— BEGIN —

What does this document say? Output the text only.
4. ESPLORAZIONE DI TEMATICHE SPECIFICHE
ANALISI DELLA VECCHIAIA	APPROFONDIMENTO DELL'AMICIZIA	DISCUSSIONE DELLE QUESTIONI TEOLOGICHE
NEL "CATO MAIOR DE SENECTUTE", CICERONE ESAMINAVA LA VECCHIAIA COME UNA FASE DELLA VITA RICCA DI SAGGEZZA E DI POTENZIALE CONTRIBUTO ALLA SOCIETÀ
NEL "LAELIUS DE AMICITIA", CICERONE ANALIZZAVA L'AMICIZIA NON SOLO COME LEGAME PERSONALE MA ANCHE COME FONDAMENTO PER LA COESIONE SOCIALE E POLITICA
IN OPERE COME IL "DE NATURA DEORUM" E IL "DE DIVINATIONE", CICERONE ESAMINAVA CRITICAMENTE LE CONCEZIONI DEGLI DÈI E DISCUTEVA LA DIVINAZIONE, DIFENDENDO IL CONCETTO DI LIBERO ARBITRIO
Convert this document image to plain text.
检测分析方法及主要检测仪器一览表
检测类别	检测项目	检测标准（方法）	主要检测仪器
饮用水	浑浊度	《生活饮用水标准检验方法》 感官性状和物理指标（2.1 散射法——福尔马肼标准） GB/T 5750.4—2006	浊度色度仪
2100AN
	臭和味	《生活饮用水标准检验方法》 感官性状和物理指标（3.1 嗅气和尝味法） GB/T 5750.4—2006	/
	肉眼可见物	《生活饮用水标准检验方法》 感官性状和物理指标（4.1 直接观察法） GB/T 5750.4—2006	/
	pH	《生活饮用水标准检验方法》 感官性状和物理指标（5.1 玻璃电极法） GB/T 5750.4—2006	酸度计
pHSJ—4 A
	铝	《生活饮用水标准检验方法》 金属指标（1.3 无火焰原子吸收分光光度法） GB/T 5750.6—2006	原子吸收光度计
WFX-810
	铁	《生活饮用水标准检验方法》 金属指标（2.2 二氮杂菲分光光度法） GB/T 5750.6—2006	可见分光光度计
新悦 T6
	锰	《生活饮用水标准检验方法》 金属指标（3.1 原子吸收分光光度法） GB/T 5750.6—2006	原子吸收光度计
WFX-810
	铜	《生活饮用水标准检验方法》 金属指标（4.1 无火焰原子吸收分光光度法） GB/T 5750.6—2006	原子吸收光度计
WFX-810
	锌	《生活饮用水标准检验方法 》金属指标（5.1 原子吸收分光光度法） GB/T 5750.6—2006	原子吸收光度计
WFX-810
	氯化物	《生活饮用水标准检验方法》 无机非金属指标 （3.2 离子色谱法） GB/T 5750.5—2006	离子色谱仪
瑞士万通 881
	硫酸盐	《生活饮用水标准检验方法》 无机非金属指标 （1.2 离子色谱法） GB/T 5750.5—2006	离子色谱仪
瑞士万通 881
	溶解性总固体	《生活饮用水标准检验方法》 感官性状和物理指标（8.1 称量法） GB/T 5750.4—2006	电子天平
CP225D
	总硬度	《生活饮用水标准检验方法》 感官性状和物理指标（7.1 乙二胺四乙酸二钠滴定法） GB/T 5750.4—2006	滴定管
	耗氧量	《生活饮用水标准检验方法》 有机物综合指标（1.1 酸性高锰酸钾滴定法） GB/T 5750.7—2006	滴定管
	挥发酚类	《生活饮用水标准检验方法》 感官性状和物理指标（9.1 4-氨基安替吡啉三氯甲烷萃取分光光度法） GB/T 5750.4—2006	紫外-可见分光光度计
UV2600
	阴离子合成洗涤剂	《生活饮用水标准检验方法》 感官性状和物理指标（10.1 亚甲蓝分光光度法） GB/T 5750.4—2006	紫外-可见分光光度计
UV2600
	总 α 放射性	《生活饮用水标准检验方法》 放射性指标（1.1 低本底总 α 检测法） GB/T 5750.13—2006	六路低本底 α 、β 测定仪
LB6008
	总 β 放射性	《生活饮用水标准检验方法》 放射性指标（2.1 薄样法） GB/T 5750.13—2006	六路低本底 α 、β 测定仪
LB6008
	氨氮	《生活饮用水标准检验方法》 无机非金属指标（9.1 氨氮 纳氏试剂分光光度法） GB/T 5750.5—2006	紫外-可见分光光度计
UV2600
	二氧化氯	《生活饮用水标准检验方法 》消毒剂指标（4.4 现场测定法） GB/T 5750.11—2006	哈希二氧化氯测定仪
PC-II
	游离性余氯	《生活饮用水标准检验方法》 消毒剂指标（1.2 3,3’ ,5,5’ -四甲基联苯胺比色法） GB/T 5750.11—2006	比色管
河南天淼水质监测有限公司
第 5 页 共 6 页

— END —
— BEGIN —

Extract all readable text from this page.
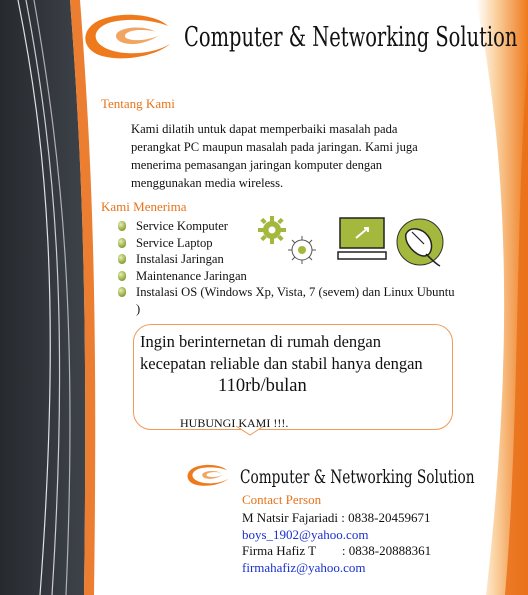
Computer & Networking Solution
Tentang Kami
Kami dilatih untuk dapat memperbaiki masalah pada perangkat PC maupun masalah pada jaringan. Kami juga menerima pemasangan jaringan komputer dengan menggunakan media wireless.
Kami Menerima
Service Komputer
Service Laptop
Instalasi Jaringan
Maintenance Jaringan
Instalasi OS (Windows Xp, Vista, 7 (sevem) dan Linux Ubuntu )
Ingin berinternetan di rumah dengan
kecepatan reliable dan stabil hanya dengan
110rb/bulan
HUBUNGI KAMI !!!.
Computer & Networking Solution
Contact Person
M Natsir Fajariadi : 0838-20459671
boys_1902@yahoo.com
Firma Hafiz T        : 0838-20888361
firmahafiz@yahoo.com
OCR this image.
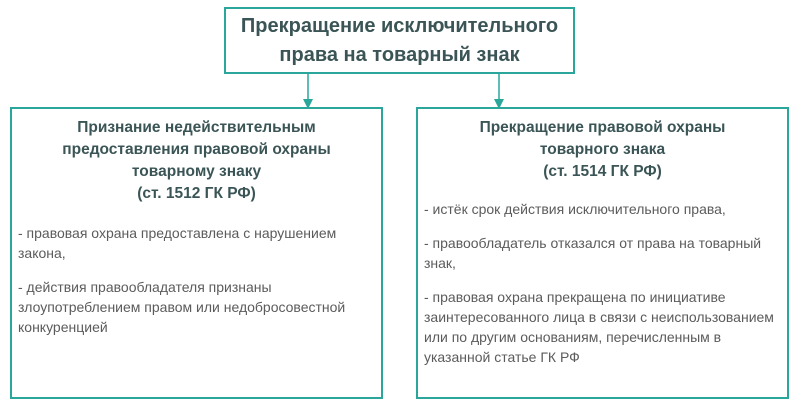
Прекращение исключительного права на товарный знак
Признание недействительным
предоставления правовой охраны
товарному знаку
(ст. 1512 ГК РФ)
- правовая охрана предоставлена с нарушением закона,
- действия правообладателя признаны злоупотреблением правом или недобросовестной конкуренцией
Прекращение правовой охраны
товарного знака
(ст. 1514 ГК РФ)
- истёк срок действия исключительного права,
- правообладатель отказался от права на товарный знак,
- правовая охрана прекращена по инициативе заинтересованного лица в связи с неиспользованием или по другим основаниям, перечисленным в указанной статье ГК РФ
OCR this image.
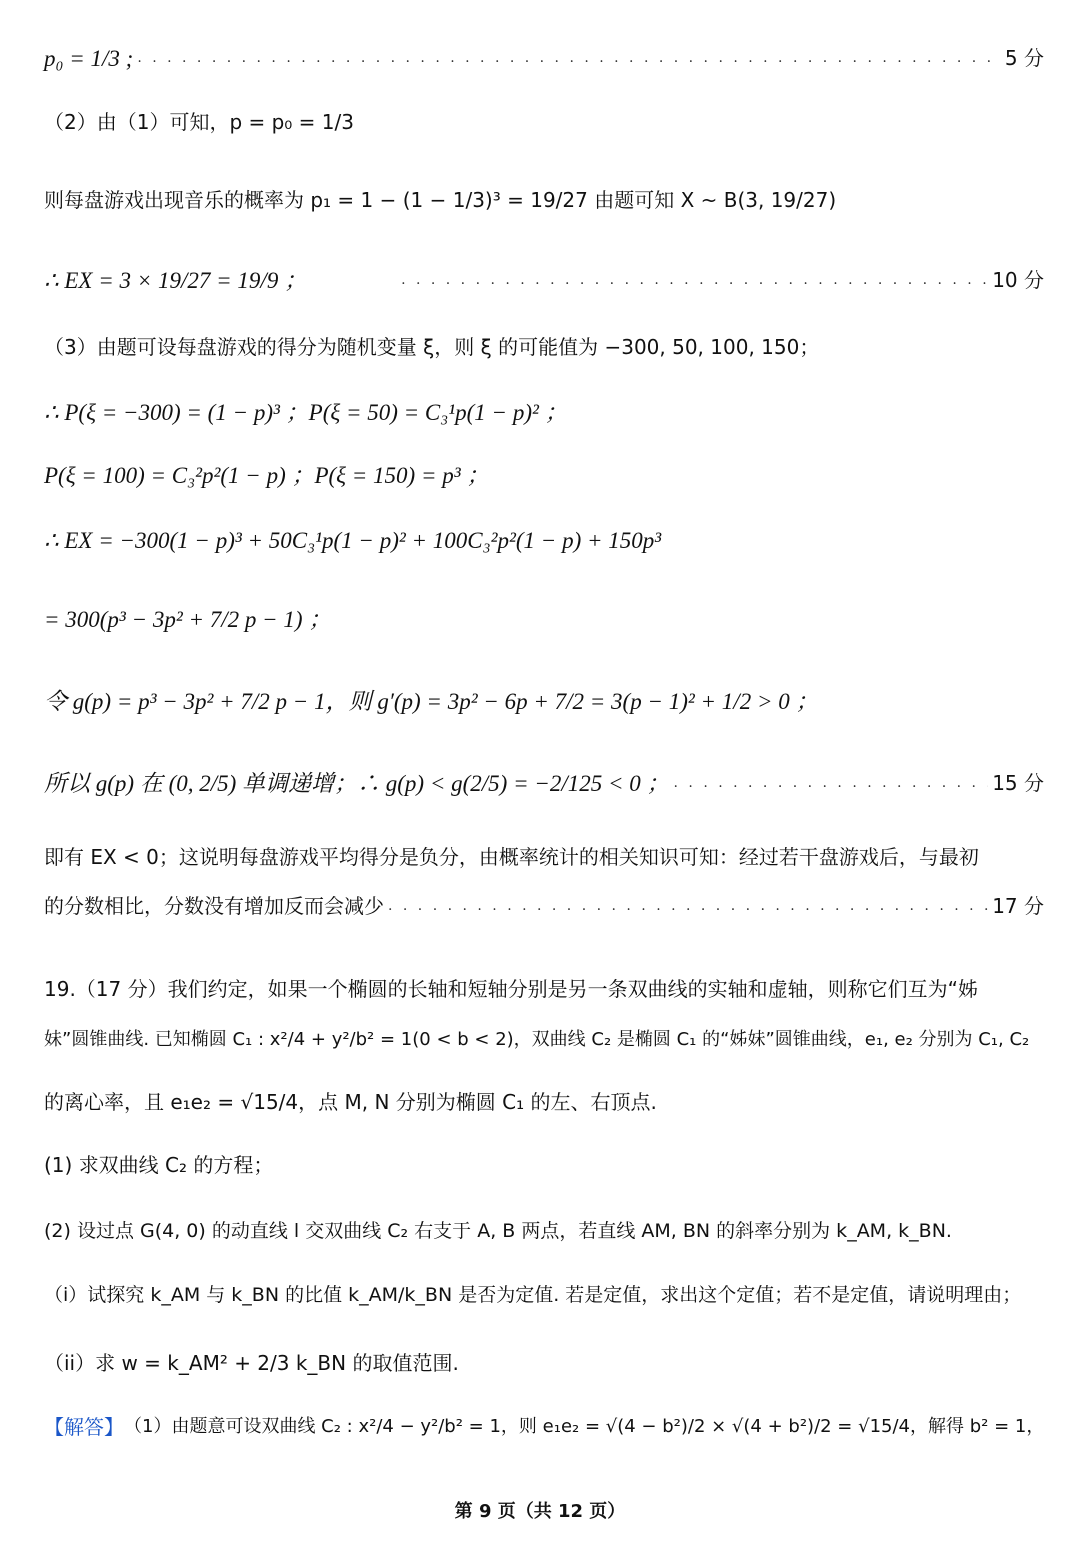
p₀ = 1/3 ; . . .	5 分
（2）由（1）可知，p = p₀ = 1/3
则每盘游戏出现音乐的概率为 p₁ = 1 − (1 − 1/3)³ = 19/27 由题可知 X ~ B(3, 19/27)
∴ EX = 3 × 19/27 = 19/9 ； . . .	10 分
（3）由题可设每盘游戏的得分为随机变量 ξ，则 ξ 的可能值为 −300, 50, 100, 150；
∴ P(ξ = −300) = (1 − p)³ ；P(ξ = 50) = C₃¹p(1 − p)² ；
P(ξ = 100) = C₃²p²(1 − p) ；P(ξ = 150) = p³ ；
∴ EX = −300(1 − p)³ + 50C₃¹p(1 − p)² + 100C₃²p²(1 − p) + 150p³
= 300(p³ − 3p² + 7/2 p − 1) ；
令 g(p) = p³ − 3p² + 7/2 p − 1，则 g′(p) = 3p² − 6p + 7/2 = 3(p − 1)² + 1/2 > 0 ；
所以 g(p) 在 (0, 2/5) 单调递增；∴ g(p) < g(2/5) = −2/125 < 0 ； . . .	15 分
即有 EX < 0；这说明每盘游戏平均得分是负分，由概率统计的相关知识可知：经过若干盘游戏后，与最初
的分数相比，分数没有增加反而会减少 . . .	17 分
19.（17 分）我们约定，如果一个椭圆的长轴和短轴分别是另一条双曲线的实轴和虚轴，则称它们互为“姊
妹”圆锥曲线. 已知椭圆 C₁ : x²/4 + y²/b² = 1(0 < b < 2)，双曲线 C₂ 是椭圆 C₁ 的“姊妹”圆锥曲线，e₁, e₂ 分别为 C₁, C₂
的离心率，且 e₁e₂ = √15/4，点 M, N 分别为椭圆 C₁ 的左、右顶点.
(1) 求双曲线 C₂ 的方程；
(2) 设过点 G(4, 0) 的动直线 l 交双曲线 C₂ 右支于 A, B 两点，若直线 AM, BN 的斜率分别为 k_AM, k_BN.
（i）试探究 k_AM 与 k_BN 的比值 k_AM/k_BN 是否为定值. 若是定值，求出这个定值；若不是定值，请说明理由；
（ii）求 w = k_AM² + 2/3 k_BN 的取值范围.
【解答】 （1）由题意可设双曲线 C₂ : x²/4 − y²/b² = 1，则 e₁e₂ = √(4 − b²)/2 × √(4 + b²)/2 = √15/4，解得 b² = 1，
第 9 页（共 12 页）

— END —

== REQUIRED WORK ==
Gather from the data above every line with the string "六路低本底".

== WRITTEN RESPONSE ==
	总 α 放射性	《生活饮用水标准检验方法》 放射性指标（1.1 低本底总 α 检测法） GB/T 5750.13—2006	六路低本底 α 、β 测定仪
	总 β 放射性	《生活饮用水标准检验方法》 放射性指标（2.1 薄样法） GB/T 5750.13—2006	六路低本底 α 、β 测定仪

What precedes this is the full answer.